▶ WHAT TO DO
Single out the lines that include the word "protocole". Copy them.

▶ DATA ENTRIES

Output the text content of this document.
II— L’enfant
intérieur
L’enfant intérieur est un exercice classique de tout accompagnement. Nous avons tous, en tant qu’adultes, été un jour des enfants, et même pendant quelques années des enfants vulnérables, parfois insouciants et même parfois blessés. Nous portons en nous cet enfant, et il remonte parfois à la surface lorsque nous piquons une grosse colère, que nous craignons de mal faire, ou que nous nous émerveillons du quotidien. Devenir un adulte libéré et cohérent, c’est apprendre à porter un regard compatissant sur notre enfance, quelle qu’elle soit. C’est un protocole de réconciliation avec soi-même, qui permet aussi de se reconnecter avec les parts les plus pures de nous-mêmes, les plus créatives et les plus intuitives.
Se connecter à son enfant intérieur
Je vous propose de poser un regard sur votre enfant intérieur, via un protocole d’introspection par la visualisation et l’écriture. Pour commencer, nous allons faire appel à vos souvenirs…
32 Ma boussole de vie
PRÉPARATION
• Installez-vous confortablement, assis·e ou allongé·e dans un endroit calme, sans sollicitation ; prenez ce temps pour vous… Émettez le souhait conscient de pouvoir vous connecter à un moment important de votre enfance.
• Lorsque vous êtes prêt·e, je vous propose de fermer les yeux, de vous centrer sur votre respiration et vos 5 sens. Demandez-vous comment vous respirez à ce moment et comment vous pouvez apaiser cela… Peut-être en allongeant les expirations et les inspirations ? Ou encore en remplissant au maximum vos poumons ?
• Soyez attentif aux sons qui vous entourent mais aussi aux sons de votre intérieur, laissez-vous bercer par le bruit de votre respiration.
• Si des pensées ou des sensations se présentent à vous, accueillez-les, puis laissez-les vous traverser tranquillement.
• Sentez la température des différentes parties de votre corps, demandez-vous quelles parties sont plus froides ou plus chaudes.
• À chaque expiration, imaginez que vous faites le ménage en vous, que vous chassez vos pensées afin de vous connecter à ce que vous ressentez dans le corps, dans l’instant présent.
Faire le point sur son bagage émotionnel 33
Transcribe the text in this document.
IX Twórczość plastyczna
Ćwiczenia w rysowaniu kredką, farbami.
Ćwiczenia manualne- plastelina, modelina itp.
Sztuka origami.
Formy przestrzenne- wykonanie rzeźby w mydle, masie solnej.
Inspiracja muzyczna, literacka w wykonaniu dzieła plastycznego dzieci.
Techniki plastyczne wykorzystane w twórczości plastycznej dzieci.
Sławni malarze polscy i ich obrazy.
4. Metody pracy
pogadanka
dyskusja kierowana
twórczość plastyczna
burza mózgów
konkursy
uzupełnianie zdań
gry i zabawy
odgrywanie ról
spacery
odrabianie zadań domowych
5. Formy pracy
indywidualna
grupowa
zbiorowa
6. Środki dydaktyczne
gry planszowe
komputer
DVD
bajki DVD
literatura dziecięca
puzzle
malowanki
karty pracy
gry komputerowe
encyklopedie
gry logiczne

▶ IN RESPONSE
L’enfant intérieur est un exercice classique de tout accompagnement. Nous avons tous, en tant qu’adultes, été un jour des enfants, et même pendant quelques années des enfants vulnérables, parfois insouciants et même parfois blessés. Nous portons en nous cet enfant, et il remonte parfois à la surface lorsque nous piquons une grosse colère, que nous craignons de mal faire, ou que nous nous émerveillons du quotidien. Devenir un adulte libéré et cohérent, c’est apprendre à porter un regard compatissant sur notre enfance, quelle qu’elle soit. C’est un protocole de réconciliation avec soi-même, qui permet aussi de se reconnecter avec les parts les plus pures de nous-mêmes, les plus créatives et les plus intuitives.
Je vous propose de poser un regard sur votre enfant intérieur, via un protocole d’introspection par la visualisation et l’écriture. Pour commencer, nous allons faire appel à vos souvenirs…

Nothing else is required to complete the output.